SHORT PROBLEM |
Which lines in the material below contain the word "Account"? Copy each of them.

EXERCISE DATA |
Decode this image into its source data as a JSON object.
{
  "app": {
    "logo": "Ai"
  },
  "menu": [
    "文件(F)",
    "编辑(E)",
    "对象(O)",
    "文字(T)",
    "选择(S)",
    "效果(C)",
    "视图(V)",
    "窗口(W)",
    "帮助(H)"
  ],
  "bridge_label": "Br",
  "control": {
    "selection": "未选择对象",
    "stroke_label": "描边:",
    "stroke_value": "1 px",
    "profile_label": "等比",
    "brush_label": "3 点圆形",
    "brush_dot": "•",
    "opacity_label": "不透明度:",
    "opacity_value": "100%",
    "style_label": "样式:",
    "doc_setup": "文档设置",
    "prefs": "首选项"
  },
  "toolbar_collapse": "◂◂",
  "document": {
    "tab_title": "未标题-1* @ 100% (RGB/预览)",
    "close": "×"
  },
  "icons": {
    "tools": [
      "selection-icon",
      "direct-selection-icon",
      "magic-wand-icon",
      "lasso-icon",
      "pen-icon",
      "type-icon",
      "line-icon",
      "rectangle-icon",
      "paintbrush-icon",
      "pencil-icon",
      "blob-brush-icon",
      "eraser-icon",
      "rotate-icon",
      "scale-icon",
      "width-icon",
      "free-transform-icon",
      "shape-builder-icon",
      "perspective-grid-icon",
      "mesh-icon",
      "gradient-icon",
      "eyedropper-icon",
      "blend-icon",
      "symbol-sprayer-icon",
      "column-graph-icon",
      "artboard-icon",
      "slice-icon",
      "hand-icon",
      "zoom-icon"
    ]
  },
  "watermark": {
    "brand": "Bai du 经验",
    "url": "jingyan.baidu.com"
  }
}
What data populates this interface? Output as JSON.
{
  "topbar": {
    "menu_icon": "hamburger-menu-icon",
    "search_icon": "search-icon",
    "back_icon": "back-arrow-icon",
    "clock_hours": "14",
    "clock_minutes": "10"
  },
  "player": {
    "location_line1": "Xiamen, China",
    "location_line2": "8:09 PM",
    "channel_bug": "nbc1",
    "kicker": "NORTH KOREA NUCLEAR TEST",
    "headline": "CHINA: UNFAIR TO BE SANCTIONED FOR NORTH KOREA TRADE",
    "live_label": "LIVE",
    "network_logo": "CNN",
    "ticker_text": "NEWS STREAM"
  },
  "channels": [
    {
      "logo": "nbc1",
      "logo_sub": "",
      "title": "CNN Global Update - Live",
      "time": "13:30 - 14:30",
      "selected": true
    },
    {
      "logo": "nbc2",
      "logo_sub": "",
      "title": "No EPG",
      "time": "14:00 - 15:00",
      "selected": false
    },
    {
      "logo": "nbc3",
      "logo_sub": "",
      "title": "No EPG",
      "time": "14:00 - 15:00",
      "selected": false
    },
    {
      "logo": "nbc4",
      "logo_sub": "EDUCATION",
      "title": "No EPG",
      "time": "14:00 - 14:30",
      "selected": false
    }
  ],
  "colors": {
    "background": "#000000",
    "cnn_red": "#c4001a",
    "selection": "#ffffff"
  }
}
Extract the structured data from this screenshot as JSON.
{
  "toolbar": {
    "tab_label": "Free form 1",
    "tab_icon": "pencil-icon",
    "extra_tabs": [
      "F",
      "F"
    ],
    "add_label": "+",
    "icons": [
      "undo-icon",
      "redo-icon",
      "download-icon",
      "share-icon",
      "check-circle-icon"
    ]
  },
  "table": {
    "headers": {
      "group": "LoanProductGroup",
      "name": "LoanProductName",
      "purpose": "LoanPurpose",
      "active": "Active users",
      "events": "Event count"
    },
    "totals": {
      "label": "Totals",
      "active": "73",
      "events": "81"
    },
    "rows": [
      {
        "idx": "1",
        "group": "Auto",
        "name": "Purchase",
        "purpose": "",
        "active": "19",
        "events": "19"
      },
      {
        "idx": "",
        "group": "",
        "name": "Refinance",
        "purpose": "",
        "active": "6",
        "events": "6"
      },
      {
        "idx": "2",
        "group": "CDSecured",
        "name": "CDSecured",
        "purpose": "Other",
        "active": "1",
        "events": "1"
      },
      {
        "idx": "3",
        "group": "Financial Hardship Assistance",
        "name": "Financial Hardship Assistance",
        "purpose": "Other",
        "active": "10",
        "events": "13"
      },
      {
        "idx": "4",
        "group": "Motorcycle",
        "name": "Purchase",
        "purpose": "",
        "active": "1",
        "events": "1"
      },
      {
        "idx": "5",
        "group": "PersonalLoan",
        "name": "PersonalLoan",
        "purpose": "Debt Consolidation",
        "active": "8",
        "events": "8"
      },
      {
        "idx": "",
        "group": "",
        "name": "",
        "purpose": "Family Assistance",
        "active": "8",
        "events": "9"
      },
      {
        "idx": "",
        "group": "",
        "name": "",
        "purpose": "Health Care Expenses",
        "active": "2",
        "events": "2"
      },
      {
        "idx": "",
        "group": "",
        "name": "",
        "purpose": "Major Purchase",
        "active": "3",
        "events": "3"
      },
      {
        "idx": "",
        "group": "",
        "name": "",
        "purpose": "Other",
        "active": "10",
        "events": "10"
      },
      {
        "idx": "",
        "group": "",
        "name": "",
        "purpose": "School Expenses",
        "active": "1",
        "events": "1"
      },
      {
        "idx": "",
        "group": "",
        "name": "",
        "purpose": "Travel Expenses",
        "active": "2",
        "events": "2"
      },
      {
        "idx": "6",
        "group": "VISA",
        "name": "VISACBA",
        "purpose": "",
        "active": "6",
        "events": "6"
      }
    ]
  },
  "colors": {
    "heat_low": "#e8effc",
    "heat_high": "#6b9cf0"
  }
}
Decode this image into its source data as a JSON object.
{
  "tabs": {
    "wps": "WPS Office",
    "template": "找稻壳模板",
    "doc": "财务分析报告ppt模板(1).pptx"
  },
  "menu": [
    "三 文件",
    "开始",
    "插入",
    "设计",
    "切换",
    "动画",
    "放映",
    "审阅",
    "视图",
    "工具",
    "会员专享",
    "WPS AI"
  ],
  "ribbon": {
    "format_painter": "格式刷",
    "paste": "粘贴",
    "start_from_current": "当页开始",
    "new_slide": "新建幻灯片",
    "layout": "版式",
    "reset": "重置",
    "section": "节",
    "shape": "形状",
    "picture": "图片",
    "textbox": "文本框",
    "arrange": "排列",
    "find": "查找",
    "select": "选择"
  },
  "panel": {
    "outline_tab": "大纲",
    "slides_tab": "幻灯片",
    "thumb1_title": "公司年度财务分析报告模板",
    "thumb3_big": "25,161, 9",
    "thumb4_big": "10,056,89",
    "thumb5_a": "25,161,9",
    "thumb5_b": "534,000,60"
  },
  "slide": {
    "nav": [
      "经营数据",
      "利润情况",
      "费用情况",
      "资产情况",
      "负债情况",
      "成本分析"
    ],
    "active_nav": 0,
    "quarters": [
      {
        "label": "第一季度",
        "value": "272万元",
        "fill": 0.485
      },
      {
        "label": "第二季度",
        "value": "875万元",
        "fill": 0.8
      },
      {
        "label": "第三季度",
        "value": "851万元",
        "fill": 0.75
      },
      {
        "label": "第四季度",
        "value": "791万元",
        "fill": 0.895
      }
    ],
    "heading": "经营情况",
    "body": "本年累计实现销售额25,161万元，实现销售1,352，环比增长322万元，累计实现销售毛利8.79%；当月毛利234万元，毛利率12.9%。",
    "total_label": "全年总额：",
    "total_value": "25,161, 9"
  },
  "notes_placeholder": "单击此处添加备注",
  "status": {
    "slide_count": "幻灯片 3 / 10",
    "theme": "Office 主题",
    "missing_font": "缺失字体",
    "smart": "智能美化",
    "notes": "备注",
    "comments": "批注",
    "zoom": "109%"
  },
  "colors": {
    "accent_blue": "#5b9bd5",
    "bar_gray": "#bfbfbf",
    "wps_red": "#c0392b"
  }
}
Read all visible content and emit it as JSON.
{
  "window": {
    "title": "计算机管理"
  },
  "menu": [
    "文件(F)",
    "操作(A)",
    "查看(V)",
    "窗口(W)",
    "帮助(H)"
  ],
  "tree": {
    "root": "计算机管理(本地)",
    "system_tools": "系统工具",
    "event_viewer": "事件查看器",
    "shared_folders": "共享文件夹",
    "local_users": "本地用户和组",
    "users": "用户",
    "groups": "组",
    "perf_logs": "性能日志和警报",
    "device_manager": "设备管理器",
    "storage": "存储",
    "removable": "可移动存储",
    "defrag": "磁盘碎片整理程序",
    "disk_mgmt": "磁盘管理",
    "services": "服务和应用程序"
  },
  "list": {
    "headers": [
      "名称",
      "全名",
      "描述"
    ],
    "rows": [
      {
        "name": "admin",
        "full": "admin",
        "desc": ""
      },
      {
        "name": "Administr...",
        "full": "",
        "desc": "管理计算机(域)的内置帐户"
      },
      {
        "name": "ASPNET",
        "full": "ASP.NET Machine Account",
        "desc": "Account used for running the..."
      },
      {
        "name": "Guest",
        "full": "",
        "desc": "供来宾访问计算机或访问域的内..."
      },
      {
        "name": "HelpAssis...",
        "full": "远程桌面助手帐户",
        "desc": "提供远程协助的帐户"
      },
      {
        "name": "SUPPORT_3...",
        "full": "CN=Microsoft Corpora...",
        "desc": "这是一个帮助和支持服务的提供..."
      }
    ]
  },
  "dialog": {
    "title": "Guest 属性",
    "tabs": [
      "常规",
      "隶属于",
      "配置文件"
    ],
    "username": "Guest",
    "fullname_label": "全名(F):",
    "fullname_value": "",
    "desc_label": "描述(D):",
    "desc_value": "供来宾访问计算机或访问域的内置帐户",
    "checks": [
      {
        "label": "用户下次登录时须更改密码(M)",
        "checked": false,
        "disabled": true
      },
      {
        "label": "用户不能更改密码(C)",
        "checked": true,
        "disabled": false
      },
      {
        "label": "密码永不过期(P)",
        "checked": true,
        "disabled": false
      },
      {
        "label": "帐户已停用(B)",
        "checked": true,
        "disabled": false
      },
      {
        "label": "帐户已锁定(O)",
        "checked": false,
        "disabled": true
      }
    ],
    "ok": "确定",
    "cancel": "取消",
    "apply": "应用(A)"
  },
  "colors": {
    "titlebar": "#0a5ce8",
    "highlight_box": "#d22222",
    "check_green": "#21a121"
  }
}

RESPONSE TO THIS EXERCISE |
        "full": "ASP.NET Machine Account",
        "desc": "Account used for running the..."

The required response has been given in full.